**Excerpted records**
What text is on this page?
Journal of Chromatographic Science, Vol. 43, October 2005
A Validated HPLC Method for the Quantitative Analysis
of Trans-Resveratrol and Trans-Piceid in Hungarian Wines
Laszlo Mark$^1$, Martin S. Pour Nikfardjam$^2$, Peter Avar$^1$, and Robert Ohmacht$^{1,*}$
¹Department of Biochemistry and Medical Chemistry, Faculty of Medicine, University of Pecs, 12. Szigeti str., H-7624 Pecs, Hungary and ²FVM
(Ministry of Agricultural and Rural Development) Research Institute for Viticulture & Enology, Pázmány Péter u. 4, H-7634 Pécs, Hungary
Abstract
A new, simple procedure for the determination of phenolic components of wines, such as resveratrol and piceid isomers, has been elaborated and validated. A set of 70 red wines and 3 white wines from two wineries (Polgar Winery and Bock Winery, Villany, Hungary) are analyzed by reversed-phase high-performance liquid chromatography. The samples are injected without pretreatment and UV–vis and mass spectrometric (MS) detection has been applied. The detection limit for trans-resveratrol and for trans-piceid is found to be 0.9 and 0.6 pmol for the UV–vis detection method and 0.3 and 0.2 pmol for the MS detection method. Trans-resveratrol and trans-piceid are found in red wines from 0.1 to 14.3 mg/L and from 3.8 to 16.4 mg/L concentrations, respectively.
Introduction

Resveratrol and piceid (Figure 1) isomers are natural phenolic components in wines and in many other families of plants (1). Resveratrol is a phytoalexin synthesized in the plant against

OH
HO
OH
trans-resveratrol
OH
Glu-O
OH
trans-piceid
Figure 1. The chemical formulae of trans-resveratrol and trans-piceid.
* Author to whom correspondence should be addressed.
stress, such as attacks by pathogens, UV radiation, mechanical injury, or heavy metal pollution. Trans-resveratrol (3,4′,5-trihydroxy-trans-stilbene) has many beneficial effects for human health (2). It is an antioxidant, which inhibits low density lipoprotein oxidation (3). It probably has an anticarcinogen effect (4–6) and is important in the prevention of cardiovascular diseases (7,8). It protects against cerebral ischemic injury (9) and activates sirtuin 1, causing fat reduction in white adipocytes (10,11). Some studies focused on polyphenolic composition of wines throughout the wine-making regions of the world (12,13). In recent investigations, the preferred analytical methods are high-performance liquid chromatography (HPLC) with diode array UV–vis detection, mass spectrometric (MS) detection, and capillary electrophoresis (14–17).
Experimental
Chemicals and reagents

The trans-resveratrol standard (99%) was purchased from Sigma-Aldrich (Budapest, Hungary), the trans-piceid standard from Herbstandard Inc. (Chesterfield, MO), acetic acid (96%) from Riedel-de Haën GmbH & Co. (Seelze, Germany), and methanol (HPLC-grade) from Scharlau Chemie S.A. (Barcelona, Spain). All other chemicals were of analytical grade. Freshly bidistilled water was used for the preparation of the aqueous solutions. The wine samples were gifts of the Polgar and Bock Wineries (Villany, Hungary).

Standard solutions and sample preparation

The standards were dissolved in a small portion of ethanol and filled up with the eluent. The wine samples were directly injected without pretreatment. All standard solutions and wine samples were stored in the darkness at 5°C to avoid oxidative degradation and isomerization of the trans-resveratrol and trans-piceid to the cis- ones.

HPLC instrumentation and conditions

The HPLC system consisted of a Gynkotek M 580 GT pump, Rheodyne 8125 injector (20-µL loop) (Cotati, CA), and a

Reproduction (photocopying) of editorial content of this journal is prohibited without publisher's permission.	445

--

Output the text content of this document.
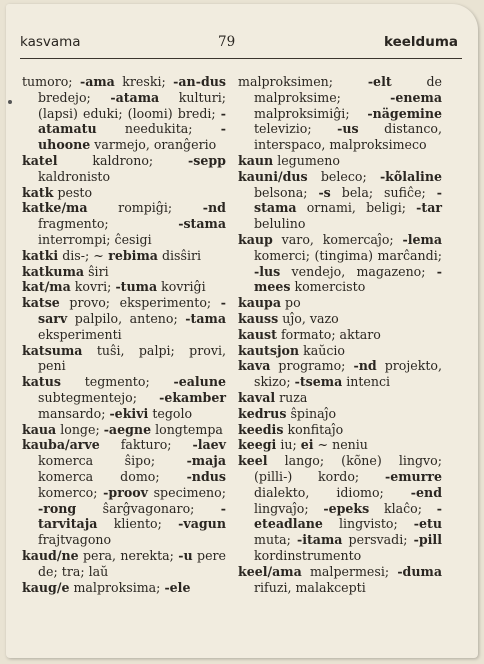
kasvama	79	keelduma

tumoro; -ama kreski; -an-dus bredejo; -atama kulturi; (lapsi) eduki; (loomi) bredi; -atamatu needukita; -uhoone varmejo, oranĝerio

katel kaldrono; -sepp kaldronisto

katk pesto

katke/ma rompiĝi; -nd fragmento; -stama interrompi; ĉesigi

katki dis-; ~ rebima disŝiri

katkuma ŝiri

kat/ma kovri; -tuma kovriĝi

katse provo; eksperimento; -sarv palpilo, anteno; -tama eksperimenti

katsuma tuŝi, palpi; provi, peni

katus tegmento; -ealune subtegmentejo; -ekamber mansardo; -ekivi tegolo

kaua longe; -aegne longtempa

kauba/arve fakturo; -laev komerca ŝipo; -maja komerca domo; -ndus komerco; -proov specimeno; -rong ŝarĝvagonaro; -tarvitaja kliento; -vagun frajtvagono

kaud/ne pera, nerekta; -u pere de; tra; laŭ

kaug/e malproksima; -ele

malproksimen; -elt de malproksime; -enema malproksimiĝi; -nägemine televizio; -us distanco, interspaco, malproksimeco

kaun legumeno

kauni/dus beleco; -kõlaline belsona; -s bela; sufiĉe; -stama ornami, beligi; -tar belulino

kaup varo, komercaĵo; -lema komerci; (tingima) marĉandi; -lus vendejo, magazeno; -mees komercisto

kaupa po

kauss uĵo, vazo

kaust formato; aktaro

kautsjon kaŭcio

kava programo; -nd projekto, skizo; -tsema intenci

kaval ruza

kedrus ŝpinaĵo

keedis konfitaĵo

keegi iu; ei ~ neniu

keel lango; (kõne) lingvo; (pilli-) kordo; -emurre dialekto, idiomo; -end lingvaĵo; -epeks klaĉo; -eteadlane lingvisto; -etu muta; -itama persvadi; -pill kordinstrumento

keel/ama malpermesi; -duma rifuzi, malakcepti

**Exercise objective**
The response must contain each line above that holds the string "Bock".

**The answer**
A new, simple procedure for the determination of phenolic components of wines, such as resveratrol and piceid isomers, has been elaborated and validated. A set of 70 red wines and 3 white wines from two wineries (Polgar Winery and Bock Winery, Villany, Hungary) are analyzed by reversed-phase high-performance liquid chromatography. The samples are injected without pretreatment and UV–vis and mass spectrometric (MS) detection has been applied. The detection limit for trans-resveratrol and for trans-piceid is found to be 0.9 and 0.6 pmol for the UV–vis detection method and 0.3 and 0.2 pmol for the MS detection method. Trans-resveratrol and trans-piceid are found in red wines from 0.1 to 14.3 mg/L and from 3.8 to 16.4 mg/L concentrations, respectively.
The trans-resveratrol standard (99%) was purchased from Sigma-Aldrich (Budapest, Hungary), the trans-piceid standard from Herbstandard Inc. (Chesterfield, MO), acetic acid (96%) from Riedel-de Haën GmbH & Co. (Seelze, Germany), and methanol (HPLC-grade) from Scharlau Chemie S.A. (Barcelona, Spain). All other chemicals were of analytical grade. Freshly bidistilled water was used for the preparation of the aqueous solutions. The wine samples were gifts of the Polgar and Bock Wineries (Villany, Hungary).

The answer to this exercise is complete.